● GIVEN INSTRUCTION
Print the listing that follows, character for character.

● EXERCISE DATA
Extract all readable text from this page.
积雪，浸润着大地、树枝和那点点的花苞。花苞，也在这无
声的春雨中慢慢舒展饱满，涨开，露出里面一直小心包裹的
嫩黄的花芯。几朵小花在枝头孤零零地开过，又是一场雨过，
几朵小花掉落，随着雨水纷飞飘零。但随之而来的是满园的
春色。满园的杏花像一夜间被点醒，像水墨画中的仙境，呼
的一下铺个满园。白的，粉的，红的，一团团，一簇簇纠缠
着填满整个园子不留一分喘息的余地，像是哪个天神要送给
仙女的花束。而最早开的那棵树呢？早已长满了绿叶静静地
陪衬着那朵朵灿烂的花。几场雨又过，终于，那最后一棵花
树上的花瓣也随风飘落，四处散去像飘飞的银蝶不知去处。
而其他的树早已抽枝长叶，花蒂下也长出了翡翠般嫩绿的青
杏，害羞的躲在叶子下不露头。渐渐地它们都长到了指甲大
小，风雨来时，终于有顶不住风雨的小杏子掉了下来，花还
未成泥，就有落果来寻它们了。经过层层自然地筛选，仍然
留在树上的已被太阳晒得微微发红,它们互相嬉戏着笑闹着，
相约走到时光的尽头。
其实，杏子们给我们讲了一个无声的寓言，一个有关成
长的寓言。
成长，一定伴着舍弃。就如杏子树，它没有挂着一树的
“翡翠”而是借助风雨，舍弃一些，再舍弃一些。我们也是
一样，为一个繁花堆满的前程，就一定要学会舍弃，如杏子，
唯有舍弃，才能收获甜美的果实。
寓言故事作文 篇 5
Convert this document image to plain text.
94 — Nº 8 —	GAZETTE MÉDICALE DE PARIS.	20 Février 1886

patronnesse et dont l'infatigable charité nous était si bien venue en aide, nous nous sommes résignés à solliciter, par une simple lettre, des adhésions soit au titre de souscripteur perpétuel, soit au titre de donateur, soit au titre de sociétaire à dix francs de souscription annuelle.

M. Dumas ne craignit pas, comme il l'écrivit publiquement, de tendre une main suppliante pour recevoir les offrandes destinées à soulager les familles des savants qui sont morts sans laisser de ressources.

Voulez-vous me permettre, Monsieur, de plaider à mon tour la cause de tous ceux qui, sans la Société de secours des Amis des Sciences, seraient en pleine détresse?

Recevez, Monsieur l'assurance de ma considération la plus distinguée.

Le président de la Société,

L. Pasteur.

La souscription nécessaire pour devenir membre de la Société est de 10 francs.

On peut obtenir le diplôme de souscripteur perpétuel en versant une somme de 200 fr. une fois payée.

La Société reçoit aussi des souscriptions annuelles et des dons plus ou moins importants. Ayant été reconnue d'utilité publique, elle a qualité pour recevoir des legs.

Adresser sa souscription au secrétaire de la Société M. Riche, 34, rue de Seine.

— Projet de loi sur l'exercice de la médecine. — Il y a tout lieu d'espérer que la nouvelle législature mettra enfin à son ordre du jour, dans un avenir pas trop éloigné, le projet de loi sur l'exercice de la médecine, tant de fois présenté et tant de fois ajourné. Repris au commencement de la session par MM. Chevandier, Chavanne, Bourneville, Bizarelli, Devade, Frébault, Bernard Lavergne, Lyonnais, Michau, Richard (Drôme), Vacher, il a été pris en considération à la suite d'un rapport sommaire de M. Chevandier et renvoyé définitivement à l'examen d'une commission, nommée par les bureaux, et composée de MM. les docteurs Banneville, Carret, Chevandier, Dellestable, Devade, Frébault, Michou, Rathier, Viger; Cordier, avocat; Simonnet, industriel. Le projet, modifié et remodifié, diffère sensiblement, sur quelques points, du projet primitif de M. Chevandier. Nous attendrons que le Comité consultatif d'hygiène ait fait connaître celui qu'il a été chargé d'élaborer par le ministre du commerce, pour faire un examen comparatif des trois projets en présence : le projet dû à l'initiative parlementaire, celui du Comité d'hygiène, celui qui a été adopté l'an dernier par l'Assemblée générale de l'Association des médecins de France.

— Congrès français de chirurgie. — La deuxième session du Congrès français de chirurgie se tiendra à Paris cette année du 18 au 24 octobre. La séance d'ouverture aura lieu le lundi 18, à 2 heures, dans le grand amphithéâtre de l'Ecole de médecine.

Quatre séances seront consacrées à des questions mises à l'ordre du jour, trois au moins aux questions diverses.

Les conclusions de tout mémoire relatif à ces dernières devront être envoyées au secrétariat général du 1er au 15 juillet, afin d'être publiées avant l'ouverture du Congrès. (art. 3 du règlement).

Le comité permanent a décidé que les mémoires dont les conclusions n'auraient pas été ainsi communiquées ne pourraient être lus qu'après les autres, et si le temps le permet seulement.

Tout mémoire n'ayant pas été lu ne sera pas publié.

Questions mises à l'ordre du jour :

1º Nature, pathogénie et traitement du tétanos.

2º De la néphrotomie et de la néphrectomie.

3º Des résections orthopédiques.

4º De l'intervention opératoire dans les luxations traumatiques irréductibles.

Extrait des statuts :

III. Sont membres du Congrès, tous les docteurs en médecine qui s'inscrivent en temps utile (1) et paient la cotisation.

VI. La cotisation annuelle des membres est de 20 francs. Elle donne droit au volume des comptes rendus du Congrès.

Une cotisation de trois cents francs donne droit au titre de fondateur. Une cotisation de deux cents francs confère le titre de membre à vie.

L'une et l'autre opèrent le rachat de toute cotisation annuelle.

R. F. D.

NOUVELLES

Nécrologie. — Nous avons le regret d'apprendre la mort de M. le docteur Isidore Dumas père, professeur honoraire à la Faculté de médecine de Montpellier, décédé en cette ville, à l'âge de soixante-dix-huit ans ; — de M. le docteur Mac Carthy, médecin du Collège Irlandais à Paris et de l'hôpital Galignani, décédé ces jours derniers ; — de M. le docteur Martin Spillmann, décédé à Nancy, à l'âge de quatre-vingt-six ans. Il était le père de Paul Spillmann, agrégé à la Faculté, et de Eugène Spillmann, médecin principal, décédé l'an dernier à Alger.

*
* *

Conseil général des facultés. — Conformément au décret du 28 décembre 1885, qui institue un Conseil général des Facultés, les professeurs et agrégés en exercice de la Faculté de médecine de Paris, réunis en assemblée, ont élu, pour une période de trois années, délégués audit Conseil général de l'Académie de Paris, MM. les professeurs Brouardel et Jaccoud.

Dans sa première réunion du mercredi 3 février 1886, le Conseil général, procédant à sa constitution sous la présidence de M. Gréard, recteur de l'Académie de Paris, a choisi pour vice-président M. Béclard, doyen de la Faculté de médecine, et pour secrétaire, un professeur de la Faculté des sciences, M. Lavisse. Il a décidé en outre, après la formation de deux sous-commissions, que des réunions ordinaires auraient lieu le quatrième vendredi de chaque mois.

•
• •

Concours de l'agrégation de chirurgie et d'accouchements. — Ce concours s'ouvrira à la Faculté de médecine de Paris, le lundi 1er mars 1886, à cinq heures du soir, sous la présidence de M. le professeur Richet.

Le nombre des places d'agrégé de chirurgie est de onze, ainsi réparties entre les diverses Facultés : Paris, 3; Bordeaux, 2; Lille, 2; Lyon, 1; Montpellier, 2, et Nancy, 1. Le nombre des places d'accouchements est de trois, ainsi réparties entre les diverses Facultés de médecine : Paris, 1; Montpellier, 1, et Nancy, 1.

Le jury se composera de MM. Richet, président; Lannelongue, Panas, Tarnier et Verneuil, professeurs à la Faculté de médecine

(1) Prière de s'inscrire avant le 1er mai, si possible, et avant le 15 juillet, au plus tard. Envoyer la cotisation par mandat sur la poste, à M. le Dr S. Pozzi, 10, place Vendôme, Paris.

● EXERCISE SOLUTION
Extract all readable text from this page.
积雪，浸润着大地、树枝和那点点的花苞。花苞，也在这无
声的春雨中慢慢舒展饱满，涨开，露出里面一直小心包裹的
嫩黄的花芯。几朵小花在枝头孤零零地开过，又是一场雨过，
几朵小花掉落，随着雨水纷飞飘零。但随之而来的是满园的
春色。满园的杏花像一夜间被点醒，像水墨画中的仙境，呼
的一下铺个满园。白的，粉的，红的，一团团，一簇簇纠缠
着填满整个园子不留一分喘息的余地，像是哪个天神要送给
仙女的花束。而最早开的那棵树呢？早已长满了绿叶静静地
陪衬着那朵朵灿烂的花。几场雨又过，终于，那最后一棵花
树上的花瓣也随风飘落，四处散去像飘飞的银蝶不知去处。
而其他的树早已抽枝长叶，花蒂下也长出了翡翠般嫩绿的青
杏，害羞的躲在叶子下不露头。渐渐地它们都长到了指甲大
小，风雨来时，终于有顶不住风雨的小杏子掉了下来，花还
未成泥，就有落果来寻它们了。经过层层自然地筛选，仍然
留在树上的已被太阳晒得微微发红,它们互相嬉戏着笑闹着，
相约走到时光的尽头。
其实，杏子们给我们讲了一个无声的寓言，一个有关成
长的寓言。
成长，一定伴着舍弃。就如杏子树，它没有挂着一树的
“翡翠”而是借助风雨，舍弃一些，再舍弃一些。我们也是
一样，为一个繁花堆满的前程，就一定要学会舍弃，如杏子，
唯有舍弃，才能收获甜美的果实。
寓言故事作文 篇 5
Convert this document image to plain text.
94 — Nº 8 —	GAZETTE MÉDICALE DE PARIS.	20 Février 1886

patronnesse et dont l'infatigable charité nous était si bien venue en aide, nous nous sommes résignés à solliciter, par une simple lettre, des adhésions soit au titre de souscripteur perpétuel, soit au titre de donateur, soit au titre de sociétaire à dix francs de souscription annuelle.

M. Dumas ne craignit pas, comme il l'écrivit publiquement, de tendre une main suppliante pour recevoir les offrandes destinées à soulager les familles des savants qui sont morts sans laisser de ressources.

Voulez-vous me permettre, Monsieur, de plaider à mon tour la cause de tous ceux qui, sans la Société de secours des Amis des Sciences, seraient en pleine détresse?

Recevez, Monsieur l'assurance de ma considération la plus distinguée.

Le président de la Société,

L. Pasteur.

La souscription nécessaire pour devenir membre de la Société est de 10 francs.

On peut obtenir le diplôme de souscripteur perpétuel en versant une somme de 200 fr. une fois payée.

La Société reçoit aussi des souscriptions annuelles et des dons plus ou moins importants. Ayant été reconnue d'utilité publique, elle a qualité pour recevoir des legs.

Adresser sa souscription au secrétaire de la Société M. Riche, 34, rue de Seine.

— Projet de loi sur l'exercice de la médecine. — Il y a tout lieu d'espérer que la nouvelle législature mettra enfin à son ordre du jour, dans un avenir pas trop éloigné, le projet de loi sur l'exercice de la médecine, tant de fois présenté et tant de fois ajourné. Repris au commencement de la session par MM. Chevandier, Chavanne, Bourneville, Bizarelli, Devade, Frébault, Bernard Lavergne, Lyonnais, Michau, Richard (Drôme), Vacher, il a été pris en considération à la suite d'un rapport sommaire de M. Chevandier et renvoyé définitivement à l'examen d'une commission, nommée par les bureaux, et composée de MM. les docteurs Banneville, Carret, Chevandier, Dellestable, Devade, Frébault, Michou, Rathier, Viger; Cordier, avocat; Simonnet, industriel. Le projet, modifié et remodifié, diffère sensiblement, sur quelques points, du projet primitif de M. Chevandier. Nous attendrons que le Comité consultatif d'hygiène ait fait connaître celui qu'il a été chargé d'élaborer par le ministre du commerce, pour faire un examen comparatif des trois projets en présence : le projet dû à l'initiative parlementaire, celui du Comité d'hygiène, celui qui a été adopté l'an dernier par l'Assemblée générale de l'Association des médecins de France.

— Congrès français de chirurgie. — La deuxième session du Congrès français de chirurgie se tiendra à Paris cette année du 18 au 24 octobre. La séance d'ouverture aura lieu le lundi 18, à 2 heures, dans le grand amphithéâtre de l'Ecole de médecine.

Quatre séances seront consacrées à des questions mises à l'ordre du jour, trois au moins aux questions diverses.

Les conclusions de tout mémoire relatif à ces dernières devront être envoyées au secrétariat général du 1er au 15 juillet, afin d'être publiées avant l'ouverture du Congrès. (art. 3 du règlement).

Le comité permanent a décidé que les mémoires dont les conclusions n'auraient pas été ainsi communiquées ne pourraient être lus qu'après les autres, et si le temps le permet seulement.

Tout mémoire n'ayant pas été lu ne sera pas publié.

Questions mises à l'ordre du jour :

1º Nature, pathogénie et traitement du tétanos.

2º De la néphrotomie et de la néphrectomie.

3º Des résections orthopédiques.

4º De l'intervention opératoire dans les luxations traumatiques irréductibles.

Extrait des statuts :

III. Sont membres du Congrès, tous les docteurs en médecine qui s'inscrivent en temps utile (1) et paient la cotisation.

VI. La cotisation annuelle des membres est de 20 francs. Elle donne droit au volume des comptes rendus du Congrès.

Une cotisation de trois cents francs donne droit au titre de fondateur. Une cotisation de deux cents francs confère le titre de membre à vie.

L'une et l'autre opèrent le rachat de toute cotisation annuelle.

R. F. D.

NOUVELLES

Nécrologie. — Nous avons le regret d'apprendre la mort de M. le docteur Isidore Dumas père, professeur honoraire à la Faculté de médecine de Montpellier, décédé en cette ville, à l'âge de soixante-dix-huit ans ; — de M. le docteur Mac Carthy, médecin du Collège Irlandais à Paris et de l'hôpital Galignani, décédé ces jours derniers ; — de M. le docteur Martin Spillmann, décédé à Nancy, à l'âge de quatre-vingt-six ans. Il était le père de Paul Spillmann, agrégé à la Faculté, et de Eugène Spillmann, médecin principal, décédé l'an dernier à Alger.

*
* *

Conseil général des facultés. — Conformément au décret du 28 décembre 1885, qui institue un Conseil général des Facultés, les professeurs et agrégés en exercice de la Faculté de médecine de Paris, réunis en assemblée, ont élu, pour une période de trois années, délégués audit Conseil général de l'Académie de Paris, MM. les professeurs Brouardel et Jaccoud.

Dans sa première réunion du mercredi 3 février 1886, le Conseil général, procédant à sa constitution sous la présidence de M. Gréard, recteur de l'Académie de Paris, a choisi pour vice-président M. Béclard, doyen de la Faculté de médecine, et pour secrétaire, un professeur de la Faculté des sciences, M. Lavisse. Il a décidé en outre, après la formation de deux sous-commissions, que des réunions ordinaires auraient lieu le quatrième vendredi de chaque mois.

•
• •

Concours de l'agrégation de chirurgie et d'accouchements. — Ce concours s'ouvrira à la Faculté de médecine de Paris, le lundi 1er mars 1886, à cinq heures du soir, sous la présidence de M. le professeur Richet.

Le nombre des places d'agrégé de chirurgie est de onze, ainsi réparties entre les diverses Facultés : Paris, 3; Bordeaux, 2; Lille, 2; Lyon, 1; Montpellier, 2, et Nancy, 1. Le nombre des places d'accouchements est de trois, ainsi réparties entre les diverses Facultés de médecine : Paris, 1; Montpellier, 1, et Nancy, 1.

Le jury se composera de MM. Richet, président; Lannelongue, Panas, Tarnier et Verneuil, professeurs à la Faculté de médecine

(1) Prière de s'inscrire avant le 1er mai, si possible, et avant le 15 juillet, au plus tard. Envoyer la cotisation par mandat sur la poste, à M. le Dr S. Pozzi, 10, place Vendôme, Paris.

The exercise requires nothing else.